### Entries shown
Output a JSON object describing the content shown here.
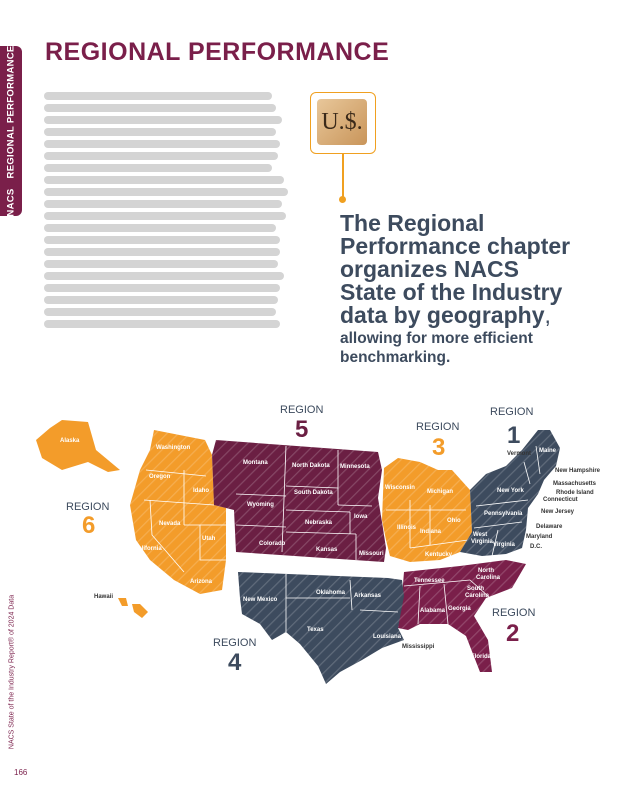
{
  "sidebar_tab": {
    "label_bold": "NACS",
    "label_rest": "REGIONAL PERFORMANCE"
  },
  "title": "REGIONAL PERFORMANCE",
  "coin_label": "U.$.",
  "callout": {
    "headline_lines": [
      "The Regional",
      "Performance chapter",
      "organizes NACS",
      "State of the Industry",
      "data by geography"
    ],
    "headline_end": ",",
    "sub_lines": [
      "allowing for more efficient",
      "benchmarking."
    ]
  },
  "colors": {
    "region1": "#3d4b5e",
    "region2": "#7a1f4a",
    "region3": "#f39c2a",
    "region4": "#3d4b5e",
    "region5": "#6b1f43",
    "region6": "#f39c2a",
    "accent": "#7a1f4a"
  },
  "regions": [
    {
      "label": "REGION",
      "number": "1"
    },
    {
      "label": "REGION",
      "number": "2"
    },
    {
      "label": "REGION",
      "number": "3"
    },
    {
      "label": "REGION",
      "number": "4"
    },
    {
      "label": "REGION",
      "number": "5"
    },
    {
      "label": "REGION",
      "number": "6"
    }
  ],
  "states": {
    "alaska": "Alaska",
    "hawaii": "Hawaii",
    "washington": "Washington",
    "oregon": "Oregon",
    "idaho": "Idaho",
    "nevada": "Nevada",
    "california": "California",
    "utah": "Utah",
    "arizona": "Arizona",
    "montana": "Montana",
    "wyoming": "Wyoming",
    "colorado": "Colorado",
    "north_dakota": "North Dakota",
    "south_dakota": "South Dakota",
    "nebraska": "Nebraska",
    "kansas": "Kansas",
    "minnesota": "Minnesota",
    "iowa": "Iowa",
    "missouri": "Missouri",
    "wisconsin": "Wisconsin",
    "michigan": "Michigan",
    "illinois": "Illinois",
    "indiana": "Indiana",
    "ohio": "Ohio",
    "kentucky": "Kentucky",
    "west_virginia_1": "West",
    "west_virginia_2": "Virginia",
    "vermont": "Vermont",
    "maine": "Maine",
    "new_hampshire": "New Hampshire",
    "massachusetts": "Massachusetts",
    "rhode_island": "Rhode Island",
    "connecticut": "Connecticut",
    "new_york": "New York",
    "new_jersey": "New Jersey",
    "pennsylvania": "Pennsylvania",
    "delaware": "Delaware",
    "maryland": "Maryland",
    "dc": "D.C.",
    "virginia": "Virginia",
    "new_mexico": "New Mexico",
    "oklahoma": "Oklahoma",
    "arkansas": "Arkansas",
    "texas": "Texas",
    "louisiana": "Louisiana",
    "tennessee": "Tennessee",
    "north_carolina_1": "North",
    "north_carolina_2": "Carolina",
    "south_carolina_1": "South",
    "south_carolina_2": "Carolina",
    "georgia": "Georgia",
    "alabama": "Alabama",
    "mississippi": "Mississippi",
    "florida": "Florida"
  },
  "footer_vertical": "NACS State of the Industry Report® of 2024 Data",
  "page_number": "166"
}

--

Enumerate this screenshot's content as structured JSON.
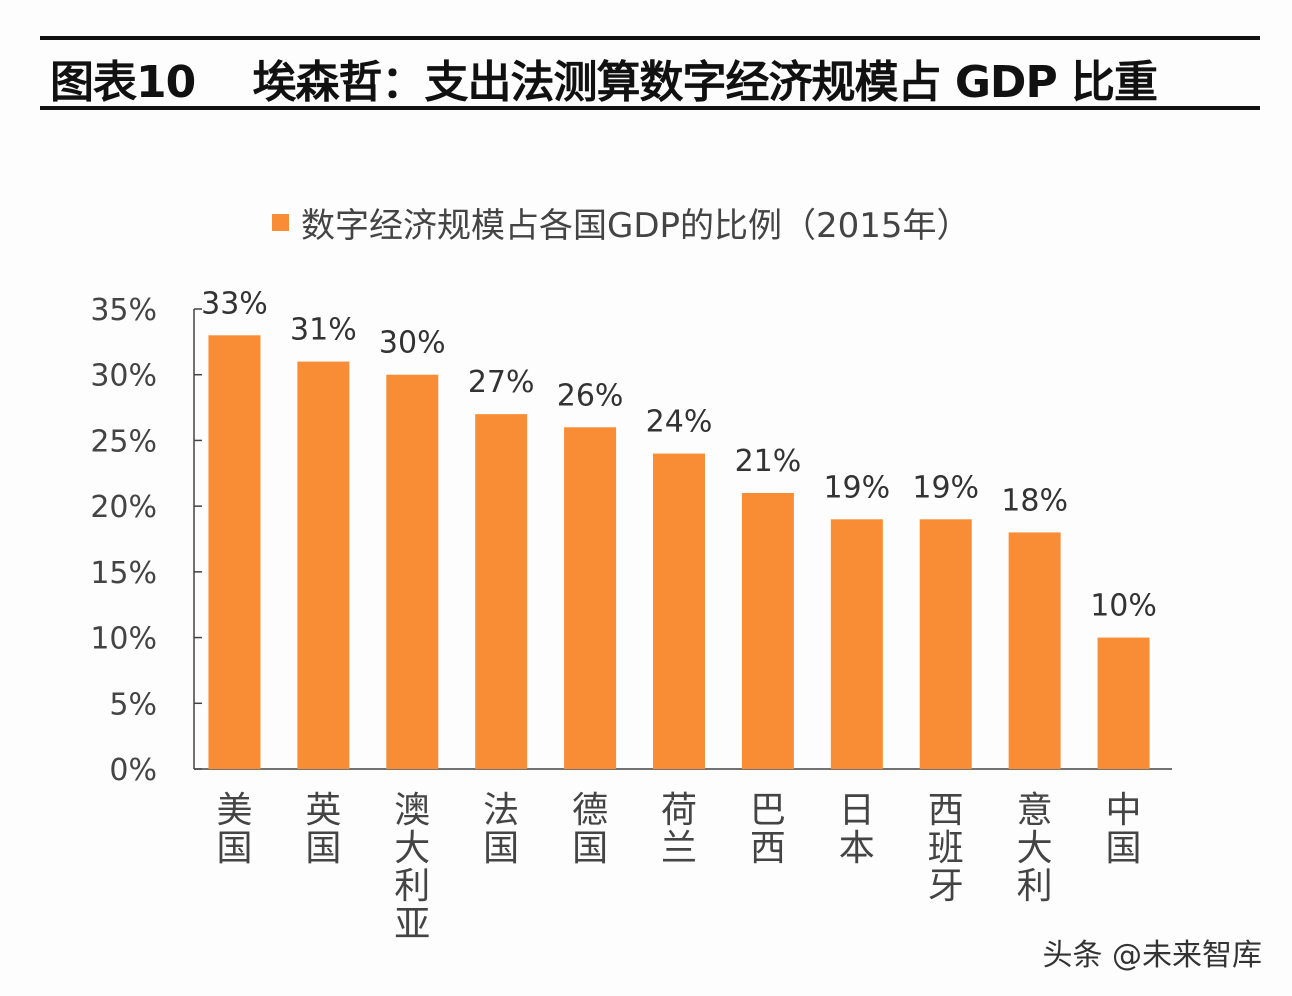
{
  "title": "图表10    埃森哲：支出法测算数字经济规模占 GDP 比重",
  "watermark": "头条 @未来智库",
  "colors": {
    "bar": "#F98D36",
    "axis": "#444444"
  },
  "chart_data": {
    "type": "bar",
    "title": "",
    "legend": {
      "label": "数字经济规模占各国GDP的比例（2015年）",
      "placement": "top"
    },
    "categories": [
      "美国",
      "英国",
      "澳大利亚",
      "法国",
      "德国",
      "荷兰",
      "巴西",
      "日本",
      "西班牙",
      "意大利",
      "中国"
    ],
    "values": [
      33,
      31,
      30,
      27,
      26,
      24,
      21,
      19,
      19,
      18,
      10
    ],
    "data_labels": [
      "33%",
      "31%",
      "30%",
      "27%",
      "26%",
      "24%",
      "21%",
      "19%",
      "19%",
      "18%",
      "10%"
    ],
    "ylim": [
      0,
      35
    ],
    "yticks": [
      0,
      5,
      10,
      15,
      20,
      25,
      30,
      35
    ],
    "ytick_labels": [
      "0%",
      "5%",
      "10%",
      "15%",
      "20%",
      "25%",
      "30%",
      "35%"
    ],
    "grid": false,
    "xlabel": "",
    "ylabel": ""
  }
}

### Aim
Copy out each line of the material that holds the word "NACS".

### Solution to the problem
    "label_bold": "NACS",
      "organizes NACS",
  "footer_vertical": "NACS State of the Industry Report® of 2024 Data",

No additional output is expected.